▸ Supplied passage
⁂

Figure 8 shows the average results of CFD in the ensembles built with R0, R1 and R3, although the CFD is not used in R0 and R1. The purpose is to see if the CFD can be used to explain why some ensembles are better than others. These results show that in R0 the CFD is increasing to give the best results at N11. When we link this result with the accuracy level for R0 shown in Fig. 3, we can see that the best ensemble results were gained when we combined models that have best accuracy and CFD, which are N11 to N19.

Thus, it can be concluded that the ensemble with model selection criteria using a combination of CFD and DF and accuracy measures (R2), gives the best results. These are superior to those results obtained using either pair-wise diversity (R1) or just accuracy (R0). It is also important to take into account both diversity and accuracy when building large ensembles for classification. Furthermore, there is nothing to be gained from using R1 in any future work and we will therefore not use it again.

Fig. 4
figure 4

Shows the DLEM results obtained using the rule R0, and ensemble sizes 3, 5, 19 are presented in the sub-graphs. The red lines represent DLEMs accuracy and the blue lines show the mean accuracy for models selected for DLEM. The vertical lines show standard deviation over 5 runs

Fig. 5
figure 5

Shows the DLEM results obtained using the rule R1, and ensemble sizes 3, 5, 19 are presented in the sub-graphs. The red lines represent DLEMs accuracy and the blue lines show the mean accuracy for models selected for DLEM. The vertical lines show standard deviation over 5 runs

Fig. 6
figure 6

Shows the DLEM results obtained using the rule R2, and ensemble sizes 3, 5, 19 are presented in the sub-graphs. The red lines represent DLEMs accuracy and the blue lines show the mean accuracy for models selected for DLEM. The vertical lines show standard deviation over 5 runs

Fig. 7
figure 7

Comparing all three rules in nine different sizes of the DLEM

Fig. 8
figure 8

Comparing CFD for all three rules in nine different sizes of the DLEM

4.3 Comparison

The results were compared with the feature-level ensemble method (FLEM) and various heterogeneous ensembles based on the single media data, text (HEST) and image data (HESG). The full comparative results between the FLEM and the HESG were published in [2] and the full results for the HEST were published in [1]. Figure 9 shows the critical difference diagram for the DLEM, the FLEM, the HEST and the HESG, for all three rules R0, R1 and R2. The DLEM-R2 is the best on average for all five runs. An immediate question was raised as to why it is the best. That led us to investigate further, to examine the effect that the CFD has on the ensemble.

Fig. 9
figure 9

Critical difference diagram for DLEM, FLEM, HEST and HESG for all three ruls R0, R1 and R2

5 Conclusion and future work

In this study, we developed a heterogeneous ensemble method to classify multi-media datasets at the decision level (DLEM) aiming to achieve the best and most reliable accuracy results. Our DLEM consists of four stages: extracting features from multi-media subsets, modelling the subsets datasets, selecting models with different rules based on various criteria,and building heterogeneous ensembles. There are some observable outcomes from our results. Firstly, the ensemble results obtained by the DLEM are better than all the results that we have already obtained by FLME, HEST and HESG in the same dataset. Secondly, the best ensemble results for classifying multi-media datasets could be obtained by combining models with higher accuracies and CFDs. Thirdly, R1 is not useful for classifying multi-media datasets especially when the number of modes are high.

Suggestions for future work to improve our approach include, firstly, creating other different rules for the model’s selection by giving more attention to the CFD. Secondly, applying this approach on different classification problems like time serious classification. Thirdly, more experiments will be conducted by using more multi-media datasets.

⁂

▸ Exercise 1
According to the passage on ensemble classification, how many stages does the DLEM consist of?
▸ Exercise 2
Translate this sentence from the passage on ensemble classification into French: "It is also important to take into account both diversity and accuracy when building large ensembles for classification."
▸ Exercise 3
Echo the portion of the passage on ensemble classification starting at "Thus, it can" and ending at "use it again.".
Rely solely on the passage on ensemble classification.

⁂

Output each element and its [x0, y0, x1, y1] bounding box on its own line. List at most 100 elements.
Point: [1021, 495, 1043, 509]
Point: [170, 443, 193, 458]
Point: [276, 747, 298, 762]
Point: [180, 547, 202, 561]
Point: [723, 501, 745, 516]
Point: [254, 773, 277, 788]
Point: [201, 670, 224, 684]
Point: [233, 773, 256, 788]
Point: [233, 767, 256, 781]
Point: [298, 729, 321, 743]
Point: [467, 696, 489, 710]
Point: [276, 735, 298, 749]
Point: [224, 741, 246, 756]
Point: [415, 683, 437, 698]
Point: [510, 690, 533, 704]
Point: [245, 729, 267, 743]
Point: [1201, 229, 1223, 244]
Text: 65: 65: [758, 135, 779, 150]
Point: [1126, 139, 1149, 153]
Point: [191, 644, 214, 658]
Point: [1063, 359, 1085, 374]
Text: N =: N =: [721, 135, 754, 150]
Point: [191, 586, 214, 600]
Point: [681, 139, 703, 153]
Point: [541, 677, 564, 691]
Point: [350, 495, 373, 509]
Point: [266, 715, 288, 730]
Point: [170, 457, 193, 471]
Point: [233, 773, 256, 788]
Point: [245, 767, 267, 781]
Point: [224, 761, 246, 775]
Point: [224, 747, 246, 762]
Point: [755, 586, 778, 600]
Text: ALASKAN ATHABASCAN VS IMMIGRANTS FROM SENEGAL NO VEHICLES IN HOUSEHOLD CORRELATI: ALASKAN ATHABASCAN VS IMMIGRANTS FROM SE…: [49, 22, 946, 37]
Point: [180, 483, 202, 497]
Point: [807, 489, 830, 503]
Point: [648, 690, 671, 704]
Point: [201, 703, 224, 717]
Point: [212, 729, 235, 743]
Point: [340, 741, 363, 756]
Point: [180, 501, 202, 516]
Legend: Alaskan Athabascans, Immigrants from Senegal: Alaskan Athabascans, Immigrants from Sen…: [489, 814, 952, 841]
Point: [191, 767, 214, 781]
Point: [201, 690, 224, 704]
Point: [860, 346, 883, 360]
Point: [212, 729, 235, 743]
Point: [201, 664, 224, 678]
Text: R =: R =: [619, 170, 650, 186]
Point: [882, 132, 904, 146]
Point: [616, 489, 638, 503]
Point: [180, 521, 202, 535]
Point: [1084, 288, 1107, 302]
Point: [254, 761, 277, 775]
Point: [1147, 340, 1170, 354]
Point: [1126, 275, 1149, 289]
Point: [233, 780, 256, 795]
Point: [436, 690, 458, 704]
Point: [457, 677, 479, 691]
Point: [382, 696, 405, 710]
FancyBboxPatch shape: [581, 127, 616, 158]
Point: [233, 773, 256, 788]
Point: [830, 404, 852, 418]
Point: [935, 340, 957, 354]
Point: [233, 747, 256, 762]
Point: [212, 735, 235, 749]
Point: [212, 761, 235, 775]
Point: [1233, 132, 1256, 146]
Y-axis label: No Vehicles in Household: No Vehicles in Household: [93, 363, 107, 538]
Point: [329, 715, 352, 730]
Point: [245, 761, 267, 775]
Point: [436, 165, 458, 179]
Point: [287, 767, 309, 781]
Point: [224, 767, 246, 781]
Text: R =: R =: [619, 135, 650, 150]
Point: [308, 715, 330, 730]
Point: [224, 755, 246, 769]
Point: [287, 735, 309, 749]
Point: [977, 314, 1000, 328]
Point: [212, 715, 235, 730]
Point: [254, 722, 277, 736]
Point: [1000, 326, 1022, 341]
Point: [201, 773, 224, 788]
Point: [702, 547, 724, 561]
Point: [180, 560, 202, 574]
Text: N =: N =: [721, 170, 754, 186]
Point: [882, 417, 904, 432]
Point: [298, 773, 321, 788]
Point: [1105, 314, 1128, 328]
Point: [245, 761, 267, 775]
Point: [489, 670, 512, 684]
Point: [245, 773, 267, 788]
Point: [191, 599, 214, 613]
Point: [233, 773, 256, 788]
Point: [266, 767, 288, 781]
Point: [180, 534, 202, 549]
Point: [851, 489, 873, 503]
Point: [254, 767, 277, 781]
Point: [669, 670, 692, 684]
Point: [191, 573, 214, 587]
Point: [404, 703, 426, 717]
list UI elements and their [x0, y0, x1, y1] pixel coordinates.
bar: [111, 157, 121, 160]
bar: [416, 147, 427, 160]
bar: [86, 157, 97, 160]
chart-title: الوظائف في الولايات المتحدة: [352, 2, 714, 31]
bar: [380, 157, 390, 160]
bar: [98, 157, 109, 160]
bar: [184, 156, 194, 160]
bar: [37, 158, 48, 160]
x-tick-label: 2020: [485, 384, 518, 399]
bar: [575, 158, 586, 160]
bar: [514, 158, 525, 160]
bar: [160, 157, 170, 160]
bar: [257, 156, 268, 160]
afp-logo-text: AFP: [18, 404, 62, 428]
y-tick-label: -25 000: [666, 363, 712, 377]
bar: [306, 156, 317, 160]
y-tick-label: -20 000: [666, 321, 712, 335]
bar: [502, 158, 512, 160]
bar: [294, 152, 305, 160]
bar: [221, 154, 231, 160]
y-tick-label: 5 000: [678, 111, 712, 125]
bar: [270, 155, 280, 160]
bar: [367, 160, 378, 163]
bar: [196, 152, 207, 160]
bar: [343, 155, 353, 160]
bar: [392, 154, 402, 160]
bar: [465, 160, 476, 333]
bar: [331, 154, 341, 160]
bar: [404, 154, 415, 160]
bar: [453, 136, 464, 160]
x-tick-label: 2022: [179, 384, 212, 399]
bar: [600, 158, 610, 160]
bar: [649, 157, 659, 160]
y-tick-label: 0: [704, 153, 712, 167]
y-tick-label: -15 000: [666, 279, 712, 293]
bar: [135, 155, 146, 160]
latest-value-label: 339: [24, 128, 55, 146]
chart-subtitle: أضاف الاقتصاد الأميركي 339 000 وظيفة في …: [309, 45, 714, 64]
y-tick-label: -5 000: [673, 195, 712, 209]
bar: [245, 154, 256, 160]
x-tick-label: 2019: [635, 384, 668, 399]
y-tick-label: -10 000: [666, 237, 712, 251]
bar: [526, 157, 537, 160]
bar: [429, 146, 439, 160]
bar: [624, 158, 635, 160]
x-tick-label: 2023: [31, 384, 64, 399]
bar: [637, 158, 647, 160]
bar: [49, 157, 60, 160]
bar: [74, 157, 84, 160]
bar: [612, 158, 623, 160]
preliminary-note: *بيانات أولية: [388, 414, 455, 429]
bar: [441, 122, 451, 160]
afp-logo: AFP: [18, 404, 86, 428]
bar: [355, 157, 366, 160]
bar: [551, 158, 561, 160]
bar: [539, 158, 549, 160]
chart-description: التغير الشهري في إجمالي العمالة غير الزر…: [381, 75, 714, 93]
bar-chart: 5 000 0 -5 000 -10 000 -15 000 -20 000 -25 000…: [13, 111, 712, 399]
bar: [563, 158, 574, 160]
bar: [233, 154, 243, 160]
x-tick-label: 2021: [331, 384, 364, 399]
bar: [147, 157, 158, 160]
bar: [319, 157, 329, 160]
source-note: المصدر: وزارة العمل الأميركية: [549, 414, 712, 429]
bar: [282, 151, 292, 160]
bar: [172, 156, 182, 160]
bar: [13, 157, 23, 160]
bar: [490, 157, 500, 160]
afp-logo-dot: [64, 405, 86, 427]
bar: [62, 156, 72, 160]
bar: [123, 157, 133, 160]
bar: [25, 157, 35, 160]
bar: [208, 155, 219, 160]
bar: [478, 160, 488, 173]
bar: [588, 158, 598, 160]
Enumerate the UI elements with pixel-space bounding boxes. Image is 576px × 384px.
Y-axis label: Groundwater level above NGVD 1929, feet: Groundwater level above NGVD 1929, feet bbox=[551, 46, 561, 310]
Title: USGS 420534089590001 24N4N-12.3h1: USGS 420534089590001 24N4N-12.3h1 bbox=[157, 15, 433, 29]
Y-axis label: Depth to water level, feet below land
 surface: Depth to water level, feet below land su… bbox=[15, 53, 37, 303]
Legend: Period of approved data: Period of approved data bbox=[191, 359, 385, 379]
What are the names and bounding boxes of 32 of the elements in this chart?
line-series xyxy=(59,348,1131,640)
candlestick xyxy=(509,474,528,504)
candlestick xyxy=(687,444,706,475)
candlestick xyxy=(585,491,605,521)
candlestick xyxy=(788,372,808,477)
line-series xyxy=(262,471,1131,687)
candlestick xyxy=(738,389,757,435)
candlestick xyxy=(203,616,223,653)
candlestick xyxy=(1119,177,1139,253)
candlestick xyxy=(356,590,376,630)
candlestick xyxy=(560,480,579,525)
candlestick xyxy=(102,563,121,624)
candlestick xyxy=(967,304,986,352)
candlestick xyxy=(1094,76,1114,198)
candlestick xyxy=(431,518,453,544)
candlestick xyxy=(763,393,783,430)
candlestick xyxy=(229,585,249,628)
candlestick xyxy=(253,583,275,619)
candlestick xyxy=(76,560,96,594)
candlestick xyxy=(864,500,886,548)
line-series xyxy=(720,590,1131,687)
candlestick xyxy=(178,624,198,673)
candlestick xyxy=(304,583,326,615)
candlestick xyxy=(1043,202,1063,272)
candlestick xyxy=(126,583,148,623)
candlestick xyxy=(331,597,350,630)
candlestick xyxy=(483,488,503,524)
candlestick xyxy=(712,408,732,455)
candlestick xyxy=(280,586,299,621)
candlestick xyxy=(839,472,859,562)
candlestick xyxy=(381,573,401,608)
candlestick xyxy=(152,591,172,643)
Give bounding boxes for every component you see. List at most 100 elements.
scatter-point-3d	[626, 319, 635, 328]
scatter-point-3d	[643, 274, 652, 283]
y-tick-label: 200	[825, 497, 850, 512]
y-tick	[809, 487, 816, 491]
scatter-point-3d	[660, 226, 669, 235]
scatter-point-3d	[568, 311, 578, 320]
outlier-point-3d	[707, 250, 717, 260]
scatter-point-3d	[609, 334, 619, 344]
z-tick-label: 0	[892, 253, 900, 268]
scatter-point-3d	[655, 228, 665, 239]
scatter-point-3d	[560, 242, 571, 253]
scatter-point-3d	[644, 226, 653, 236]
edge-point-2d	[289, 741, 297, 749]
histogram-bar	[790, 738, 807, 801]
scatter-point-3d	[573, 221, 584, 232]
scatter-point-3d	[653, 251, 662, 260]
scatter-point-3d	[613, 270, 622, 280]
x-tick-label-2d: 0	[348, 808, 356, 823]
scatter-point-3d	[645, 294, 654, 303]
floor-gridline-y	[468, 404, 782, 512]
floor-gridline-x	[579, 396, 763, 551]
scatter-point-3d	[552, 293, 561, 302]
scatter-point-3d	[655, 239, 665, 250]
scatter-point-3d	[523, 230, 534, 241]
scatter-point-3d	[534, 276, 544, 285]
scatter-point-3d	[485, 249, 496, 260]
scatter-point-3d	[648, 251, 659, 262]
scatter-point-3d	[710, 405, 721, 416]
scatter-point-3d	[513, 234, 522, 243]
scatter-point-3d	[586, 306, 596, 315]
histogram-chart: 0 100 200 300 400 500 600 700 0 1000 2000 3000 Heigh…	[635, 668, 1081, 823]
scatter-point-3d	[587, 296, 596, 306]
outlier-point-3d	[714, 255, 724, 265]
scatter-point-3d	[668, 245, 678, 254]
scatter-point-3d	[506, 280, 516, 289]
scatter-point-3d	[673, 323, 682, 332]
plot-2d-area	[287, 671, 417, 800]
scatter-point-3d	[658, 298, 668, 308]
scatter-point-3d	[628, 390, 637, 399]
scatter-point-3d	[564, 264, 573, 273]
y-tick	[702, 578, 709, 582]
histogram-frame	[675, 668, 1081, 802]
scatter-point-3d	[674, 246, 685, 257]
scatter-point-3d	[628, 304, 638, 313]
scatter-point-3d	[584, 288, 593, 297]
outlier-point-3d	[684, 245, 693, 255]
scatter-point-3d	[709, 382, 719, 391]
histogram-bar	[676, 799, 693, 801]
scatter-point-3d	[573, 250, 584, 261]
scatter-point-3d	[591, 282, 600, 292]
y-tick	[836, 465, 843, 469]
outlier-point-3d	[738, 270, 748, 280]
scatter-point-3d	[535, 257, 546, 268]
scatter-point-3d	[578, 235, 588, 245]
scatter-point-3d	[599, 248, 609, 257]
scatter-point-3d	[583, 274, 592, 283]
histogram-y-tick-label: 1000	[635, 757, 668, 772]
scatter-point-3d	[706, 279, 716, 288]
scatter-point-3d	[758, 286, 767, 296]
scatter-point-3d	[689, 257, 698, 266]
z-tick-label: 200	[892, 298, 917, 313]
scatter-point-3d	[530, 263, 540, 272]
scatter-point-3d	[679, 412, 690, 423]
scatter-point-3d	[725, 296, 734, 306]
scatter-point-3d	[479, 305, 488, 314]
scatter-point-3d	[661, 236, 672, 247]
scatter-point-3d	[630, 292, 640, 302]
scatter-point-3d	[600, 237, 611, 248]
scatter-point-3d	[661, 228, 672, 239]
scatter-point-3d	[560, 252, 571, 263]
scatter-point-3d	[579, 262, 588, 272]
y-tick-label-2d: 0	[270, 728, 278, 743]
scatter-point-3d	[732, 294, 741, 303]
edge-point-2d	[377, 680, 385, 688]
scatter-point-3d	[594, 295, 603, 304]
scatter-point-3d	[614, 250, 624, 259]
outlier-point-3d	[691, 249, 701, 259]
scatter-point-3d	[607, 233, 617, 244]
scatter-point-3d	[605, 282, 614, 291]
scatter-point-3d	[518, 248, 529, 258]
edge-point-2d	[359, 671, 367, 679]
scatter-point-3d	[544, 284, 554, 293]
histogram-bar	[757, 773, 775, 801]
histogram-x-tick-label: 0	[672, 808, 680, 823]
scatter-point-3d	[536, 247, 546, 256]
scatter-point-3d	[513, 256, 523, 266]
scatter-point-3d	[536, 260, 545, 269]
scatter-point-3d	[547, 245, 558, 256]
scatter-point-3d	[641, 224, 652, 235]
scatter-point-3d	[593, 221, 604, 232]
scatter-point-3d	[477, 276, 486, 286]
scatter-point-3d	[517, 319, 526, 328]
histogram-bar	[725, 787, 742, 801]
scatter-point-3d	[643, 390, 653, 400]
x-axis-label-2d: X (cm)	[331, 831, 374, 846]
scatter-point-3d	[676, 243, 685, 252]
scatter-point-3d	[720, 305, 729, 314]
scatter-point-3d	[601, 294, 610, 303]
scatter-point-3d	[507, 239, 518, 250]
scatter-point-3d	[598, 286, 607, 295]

⁂

▸ Problem solution 1
Four stages.

▸ Problem solution 2
Il est également important de prendre en compte à la fois la diversité et la précision lors de la construction de grands ensembles pour la classification.

▸ Problem solution 3
Thus, it can be concluded that the ensemble with model selection criteria using a combination of CFD and DF and accuracy measures (R2), gives the best results. These are superior to those results obtained using either pair-wise diversity (R1) or just accuracy (R0). It is also important to take into account both diversity and accuracy when building large ensembles for classification. Furthermore, there is nothing to be gained from using R1 in any future work and we will therefore not use it again.